- [Description of the task]: Look over the lines below. Report each one that includes the string "juin".

- [Records supplied]:
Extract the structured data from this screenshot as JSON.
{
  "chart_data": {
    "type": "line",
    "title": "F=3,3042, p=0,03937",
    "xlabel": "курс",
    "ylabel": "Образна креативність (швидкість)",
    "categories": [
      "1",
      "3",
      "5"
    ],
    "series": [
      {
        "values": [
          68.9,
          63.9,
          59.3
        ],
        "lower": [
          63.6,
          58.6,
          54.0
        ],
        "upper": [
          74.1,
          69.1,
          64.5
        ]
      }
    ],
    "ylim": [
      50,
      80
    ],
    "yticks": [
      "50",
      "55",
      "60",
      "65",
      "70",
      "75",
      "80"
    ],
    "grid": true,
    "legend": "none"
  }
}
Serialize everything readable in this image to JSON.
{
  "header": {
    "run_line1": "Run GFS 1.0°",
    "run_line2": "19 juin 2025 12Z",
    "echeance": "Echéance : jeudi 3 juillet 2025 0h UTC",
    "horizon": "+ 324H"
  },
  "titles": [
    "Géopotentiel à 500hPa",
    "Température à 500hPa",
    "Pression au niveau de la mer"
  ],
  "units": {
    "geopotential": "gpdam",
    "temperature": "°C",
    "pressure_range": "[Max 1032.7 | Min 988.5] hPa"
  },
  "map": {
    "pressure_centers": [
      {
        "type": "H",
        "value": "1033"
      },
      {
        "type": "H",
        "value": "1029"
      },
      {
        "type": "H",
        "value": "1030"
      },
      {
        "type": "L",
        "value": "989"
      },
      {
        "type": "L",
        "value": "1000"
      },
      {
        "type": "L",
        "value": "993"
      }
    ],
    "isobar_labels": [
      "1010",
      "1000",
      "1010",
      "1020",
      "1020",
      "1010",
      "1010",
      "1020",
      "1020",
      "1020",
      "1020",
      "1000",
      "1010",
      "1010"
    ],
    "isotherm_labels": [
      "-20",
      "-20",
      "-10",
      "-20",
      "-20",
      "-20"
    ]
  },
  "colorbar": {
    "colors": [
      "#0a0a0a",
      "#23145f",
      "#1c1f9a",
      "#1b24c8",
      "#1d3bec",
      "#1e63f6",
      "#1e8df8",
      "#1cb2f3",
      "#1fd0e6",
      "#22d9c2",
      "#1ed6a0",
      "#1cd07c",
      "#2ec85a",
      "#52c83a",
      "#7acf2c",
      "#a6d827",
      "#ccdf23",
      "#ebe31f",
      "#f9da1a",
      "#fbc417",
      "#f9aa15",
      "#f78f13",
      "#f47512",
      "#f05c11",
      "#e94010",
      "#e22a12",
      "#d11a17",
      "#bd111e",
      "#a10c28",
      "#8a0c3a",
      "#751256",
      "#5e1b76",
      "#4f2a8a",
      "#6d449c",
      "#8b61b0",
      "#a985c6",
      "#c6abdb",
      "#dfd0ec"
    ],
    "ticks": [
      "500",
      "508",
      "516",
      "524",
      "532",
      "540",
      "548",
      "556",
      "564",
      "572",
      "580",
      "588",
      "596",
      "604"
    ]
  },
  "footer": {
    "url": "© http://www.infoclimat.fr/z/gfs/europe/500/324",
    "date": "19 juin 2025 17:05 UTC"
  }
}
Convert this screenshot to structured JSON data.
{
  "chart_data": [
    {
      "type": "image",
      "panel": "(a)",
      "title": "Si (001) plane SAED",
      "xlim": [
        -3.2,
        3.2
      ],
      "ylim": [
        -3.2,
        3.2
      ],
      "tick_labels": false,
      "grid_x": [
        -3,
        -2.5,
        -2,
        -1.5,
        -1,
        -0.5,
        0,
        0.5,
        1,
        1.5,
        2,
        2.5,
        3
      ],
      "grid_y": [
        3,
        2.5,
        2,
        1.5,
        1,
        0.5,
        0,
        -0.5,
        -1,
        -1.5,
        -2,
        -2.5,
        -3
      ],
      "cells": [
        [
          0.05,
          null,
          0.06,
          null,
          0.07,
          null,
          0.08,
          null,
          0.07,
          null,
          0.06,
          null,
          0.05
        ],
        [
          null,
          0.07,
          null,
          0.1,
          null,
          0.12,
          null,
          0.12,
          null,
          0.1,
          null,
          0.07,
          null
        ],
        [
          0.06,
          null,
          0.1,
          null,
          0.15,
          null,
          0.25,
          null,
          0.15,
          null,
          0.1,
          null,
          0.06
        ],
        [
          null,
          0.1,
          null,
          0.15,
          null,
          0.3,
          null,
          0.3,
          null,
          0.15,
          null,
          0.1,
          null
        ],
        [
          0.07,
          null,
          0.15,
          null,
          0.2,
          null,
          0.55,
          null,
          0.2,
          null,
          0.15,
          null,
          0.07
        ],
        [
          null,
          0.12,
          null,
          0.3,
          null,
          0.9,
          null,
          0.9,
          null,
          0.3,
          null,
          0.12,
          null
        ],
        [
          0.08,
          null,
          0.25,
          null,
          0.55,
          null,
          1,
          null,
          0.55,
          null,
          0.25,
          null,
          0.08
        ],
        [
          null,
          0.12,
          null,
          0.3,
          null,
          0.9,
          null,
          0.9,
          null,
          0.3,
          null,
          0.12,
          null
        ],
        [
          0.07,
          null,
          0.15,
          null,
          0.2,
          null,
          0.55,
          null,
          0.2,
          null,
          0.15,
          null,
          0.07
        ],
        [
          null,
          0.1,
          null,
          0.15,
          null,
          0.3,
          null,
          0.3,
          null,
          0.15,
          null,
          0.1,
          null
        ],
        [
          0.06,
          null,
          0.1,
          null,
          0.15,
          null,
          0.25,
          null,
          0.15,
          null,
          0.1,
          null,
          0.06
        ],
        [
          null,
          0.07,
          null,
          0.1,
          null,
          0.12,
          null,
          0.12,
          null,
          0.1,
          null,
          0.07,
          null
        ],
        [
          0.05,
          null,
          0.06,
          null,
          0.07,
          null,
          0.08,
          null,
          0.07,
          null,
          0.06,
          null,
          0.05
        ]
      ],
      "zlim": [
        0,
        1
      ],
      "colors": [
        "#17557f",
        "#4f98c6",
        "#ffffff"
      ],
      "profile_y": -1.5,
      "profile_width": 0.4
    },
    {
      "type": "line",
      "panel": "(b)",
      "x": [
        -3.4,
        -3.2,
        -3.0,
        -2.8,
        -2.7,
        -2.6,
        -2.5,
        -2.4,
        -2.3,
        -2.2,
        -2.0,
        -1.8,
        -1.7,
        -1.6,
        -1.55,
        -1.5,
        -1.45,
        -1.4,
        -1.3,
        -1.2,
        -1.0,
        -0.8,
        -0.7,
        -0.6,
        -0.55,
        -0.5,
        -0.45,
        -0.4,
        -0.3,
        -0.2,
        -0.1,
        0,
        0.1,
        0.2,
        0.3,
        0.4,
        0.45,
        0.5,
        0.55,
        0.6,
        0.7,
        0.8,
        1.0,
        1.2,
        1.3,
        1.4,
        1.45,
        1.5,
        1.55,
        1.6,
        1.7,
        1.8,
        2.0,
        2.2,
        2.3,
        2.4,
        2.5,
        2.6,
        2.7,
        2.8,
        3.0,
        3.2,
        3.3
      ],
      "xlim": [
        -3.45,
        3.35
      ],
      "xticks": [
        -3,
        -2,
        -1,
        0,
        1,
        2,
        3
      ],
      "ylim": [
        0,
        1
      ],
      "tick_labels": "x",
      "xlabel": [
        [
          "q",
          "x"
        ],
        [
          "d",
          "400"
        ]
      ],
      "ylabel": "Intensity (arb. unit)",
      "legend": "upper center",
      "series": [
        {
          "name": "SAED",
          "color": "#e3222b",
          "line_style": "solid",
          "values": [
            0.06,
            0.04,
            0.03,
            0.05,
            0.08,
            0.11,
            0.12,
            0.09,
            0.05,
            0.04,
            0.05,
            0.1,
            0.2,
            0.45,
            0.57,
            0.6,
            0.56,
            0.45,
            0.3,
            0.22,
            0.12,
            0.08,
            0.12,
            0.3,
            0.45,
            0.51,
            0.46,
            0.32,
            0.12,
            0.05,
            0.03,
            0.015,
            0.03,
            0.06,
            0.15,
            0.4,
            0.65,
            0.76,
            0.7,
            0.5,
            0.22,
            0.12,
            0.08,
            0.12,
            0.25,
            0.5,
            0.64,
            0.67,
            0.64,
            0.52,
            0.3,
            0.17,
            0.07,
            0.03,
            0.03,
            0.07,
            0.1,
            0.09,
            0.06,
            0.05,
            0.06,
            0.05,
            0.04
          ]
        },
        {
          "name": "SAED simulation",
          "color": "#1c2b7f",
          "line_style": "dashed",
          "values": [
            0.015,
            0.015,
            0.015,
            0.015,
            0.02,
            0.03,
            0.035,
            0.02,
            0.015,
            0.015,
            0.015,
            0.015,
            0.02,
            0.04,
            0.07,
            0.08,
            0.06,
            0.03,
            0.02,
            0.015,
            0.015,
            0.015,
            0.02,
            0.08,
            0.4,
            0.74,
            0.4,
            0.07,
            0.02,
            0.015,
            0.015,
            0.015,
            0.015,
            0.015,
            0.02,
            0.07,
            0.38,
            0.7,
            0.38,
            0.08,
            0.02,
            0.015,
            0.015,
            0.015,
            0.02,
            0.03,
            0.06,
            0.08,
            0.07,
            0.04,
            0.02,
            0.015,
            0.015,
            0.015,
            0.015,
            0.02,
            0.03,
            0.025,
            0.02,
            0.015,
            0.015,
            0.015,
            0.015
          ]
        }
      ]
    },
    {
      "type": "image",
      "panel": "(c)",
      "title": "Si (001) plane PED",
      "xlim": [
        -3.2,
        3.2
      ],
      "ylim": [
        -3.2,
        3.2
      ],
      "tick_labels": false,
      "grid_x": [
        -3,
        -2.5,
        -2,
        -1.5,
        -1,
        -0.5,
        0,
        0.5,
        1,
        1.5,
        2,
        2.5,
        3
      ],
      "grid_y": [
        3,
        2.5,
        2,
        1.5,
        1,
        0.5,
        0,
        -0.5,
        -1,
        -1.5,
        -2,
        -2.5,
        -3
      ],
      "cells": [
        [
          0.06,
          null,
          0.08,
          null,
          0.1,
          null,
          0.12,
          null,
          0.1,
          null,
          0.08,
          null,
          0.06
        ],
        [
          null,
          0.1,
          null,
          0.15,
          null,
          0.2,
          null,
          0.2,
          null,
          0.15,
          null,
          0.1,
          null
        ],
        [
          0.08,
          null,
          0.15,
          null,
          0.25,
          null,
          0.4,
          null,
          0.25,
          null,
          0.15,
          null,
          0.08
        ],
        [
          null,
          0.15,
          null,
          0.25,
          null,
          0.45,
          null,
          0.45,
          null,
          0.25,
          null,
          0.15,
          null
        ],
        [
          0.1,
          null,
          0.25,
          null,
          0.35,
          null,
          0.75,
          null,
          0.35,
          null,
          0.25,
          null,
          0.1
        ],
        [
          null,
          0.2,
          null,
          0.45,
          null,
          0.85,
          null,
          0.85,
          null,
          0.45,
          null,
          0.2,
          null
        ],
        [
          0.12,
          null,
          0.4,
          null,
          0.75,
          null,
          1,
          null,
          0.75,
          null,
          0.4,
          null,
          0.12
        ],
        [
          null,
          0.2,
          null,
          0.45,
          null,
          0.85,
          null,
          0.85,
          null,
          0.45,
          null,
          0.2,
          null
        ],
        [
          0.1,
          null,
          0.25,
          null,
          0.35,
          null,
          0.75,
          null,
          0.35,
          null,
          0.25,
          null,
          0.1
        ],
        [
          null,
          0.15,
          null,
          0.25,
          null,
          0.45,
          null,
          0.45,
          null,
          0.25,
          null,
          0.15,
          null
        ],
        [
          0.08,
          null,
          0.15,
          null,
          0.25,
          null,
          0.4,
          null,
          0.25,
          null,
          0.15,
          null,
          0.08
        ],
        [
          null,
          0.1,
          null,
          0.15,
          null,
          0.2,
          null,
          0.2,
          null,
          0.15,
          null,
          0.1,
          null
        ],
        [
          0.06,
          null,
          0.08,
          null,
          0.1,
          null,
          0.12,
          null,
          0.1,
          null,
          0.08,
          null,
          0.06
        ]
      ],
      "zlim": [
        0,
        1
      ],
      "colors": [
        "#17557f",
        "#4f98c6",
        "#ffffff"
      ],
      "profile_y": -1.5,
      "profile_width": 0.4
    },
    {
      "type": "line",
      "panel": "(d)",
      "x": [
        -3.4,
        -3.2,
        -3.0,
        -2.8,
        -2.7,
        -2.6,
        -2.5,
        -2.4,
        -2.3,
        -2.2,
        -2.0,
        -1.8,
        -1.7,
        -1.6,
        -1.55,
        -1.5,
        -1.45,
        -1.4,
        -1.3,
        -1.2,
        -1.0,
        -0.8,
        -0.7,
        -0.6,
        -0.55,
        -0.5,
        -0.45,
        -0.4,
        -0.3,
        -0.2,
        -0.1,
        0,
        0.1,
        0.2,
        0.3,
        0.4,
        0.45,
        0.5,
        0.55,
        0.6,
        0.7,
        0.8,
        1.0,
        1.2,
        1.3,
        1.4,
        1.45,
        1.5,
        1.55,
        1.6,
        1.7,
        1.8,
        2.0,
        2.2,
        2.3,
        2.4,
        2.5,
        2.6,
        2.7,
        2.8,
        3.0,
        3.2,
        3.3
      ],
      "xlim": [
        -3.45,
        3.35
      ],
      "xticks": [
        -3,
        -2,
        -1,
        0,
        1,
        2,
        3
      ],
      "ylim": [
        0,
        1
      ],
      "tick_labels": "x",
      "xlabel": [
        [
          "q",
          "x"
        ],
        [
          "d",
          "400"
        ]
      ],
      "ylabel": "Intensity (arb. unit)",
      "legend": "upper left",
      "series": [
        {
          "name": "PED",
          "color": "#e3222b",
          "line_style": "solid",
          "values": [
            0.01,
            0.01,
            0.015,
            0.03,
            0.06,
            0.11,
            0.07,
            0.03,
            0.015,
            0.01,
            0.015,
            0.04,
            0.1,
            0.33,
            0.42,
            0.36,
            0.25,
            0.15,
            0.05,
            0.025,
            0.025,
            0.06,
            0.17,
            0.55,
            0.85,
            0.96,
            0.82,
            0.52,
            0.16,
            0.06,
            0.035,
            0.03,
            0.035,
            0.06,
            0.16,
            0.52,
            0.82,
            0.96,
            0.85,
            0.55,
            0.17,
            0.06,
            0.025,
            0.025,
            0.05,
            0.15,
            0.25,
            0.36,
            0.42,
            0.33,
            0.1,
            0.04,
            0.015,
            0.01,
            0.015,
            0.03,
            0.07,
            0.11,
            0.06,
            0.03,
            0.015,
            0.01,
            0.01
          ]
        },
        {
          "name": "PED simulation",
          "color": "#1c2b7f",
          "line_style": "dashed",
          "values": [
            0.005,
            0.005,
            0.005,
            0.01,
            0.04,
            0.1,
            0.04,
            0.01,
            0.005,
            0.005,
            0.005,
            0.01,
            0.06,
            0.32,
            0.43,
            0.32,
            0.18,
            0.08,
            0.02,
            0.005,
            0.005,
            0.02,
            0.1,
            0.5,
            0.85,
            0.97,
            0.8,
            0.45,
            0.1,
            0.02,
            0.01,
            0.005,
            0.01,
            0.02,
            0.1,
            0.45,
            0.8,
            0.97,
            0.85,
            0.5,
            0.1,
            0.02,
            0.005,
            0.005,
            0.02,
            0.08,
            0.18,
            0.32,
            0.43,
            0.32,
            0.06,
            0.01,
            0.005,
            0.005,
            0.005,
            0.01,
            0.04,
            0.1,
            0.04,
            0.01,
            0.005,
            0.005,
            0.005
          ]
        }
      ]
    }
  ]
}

- [Answer for this exercise]:
    "run_line2": "19 juin 2025 12Z",
    "date": "19 juin 2025 17:05 UTC"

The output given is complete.